Exercise aim:
Your task is to copy every line of the records below that contains "транспортного".

Listed records:
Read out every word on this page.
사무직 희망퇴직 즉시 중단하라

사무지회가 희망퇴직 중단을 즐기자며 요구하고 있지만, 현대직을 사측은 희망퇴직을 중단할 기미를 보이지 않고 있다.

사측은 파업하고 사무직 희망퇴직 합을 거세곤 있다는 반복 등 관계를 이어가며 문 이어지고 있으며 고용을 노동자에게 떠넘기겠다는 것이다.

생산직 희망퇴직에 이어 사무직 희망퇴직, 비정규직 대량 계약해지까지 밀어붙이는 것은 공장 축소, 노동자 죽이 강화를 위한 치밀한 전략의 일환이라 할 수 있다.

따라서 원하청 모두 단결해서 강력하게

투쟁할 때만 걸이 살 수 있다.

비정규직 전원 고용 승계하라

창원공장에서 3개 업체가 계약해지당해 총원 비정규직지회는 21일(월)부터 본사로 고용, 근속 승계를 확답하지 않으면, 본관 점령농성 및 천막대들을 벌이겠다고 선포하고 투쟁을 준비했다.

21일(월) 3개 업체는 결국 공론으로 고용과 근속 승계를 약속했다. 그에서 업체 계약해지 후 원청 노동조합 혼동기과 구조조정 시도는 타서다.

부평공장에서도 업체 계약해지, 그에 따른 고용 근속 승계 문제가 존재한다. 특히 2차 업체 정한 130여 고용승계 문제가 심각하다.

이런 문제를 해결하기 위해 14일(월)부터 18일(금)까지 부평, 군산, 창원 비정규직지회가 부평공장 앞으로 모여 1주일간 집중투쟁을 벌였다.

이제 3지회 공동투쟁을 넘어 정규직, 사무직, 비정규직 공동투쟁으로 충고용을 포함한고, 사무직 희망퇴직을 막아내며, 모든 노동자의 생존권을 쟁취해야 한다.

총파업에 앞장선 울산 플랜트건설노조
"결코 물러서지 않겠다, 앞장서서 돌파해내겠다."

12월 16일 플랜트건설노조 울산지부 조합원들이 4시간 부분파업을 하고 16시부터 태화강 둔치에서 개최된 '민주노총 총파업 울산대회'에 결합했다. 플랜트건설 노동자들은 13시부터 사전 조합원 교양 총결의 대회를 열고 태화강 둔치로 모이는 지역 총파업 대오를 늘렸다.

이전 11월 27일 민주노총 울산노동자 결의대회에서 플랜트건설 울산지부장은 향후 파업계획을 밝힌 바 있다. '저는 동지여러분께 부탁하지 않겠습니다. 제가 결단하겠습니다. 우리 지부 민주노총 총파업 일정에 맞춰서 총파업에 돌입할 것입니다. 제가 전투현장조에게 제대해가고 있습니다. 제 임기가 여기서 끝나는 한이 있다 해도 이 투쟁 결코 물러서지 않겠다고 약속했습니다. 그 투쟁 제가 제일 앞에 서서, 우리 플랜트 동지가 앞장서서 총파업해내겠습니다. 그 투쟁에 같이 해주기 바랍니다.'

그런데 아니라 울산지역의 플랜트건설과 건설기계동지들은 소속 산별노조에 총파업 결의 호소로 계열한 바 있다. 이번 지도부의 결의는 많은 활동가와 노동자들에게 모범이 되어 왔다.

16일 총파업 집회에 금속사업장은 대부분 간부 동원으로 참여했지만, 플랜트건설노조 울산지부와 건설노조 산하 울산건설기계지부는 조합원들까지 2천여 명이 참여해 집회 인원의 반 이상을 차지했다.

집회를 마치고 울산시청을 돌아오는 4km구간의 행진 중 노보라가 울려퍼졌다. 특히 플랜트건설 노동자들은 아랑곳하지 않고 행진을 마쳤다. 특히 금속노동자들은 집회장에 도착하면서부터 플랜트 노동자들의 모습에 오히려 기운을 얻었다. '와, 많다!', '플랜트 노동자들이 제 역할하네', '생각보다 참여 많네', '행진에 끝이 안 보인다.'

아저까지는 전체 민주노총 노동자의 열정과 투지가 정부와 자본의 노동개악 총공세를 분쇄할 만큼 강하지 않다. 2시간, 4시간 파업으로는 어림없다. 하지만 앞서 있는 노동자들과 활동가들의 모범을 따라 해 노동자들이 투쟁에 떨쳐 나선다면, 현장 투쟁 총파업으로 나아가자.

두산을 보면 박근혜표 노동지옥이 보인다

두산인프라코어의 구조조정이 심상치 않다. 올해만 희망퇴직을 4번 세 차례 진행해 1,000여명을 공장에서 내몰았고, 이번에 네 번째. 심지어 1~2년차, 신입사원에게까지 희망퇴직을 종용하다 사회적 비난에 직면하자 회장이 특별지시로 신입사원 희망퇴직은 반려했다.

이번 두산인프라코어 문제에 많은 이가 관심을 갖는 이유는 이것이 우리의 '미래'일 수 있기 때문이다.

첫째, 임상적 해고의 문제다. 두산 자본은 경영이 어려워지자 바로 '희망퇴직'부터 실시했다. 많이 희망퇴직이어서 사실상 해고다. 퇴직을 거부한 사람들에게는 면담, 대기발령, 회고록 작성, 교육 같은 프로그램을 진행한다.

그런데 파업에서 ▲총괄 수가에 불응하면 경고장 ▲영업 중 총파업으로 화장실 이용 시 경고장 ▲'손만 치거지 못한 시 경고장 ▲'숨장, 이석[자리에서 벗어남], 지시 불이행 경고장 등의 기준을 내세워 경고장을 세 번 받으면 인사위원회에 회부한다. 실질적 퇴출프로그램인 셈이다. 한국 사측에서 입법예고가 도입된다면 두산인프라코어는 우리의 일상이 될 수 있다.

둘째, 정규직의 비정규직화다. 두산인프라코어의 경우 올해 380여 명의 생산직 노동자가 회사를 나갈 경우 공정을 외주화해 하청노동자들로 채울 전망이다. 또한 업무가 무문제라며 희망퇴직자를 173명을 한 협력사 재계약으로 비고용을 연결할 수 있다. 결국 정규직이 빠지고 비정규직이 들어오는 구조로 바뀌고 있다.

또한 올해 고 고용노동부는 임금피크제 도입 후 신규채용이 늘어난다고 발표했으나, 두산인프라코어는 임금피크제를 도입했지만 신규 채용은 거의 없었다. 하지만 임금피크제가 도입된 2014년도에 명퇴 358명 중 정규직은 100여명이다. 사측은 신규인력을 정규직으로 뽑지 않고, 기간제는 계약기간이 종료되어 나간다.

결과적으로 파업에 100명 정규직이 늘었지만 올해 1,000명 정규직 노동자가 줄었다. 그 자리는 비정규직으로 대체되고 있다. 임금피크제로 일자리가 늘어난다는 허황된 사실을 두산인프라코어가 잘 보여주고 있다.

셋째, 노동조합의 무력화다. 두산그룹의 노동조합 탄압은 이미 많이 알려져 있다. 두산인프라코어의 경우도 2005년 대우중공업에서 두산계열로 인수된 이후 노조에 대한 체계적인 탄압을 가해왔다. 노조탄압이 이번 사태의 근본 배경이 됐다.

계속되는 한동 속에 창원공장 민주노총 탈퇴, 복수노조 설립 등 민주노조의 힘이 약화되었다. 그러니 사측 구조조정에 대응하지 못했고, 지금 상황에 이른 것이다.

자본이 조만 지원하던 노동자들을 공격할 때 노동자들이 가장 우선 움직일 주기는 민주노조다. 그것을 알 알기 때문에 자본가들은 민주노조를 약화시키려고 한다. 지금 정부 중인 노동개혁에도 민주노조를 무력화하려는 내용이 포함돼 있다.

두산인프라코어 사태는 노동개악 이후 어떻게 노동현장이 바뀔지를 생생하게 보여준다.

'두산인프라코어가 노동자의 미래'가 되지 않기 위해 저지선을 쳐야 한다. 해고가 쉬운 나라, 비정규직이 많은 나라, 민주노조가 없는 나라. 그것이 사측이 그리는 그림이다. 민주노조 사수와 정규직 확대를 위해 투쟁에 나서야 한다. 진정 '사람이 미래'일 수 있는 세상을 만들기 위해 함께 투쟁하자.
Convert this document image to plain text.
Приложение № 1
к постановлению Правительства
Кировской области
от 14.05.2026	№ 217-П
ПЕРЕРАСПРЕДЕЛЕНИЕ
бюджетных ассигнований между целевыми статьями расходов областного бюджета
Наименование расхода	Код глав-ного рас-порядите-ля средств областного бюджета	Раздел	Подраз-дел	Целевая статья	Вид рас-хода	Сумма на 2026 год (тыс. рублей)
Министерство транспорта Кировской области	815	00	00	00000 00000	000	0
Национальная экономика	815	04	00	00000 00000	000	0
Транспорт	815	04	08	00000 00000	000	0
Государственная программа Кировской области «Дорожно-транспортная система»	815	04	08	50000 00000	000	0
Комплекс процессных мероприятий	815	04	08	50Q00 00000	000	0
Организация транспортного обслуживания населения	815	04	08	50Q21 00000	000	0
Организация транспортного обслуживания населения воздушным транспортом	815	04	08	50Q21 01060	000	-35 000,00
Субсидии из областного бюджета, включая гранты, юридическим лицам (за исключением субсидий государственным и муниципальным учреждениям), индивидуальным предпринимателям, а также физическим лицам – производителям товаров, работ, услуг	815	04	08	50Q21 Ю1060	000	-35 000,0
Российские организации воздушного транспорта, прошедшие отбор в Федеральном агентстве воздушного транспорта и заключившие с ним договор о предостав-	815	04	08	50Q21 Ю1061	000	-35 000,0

Result for this task:
Организация транспортного обслуживания населения	815	04	08	50Q21 00000	000	0
Организация транспортного обслуживания населения воздушным транспортом	815	04	08	50Q21 01060	000	-35 000,00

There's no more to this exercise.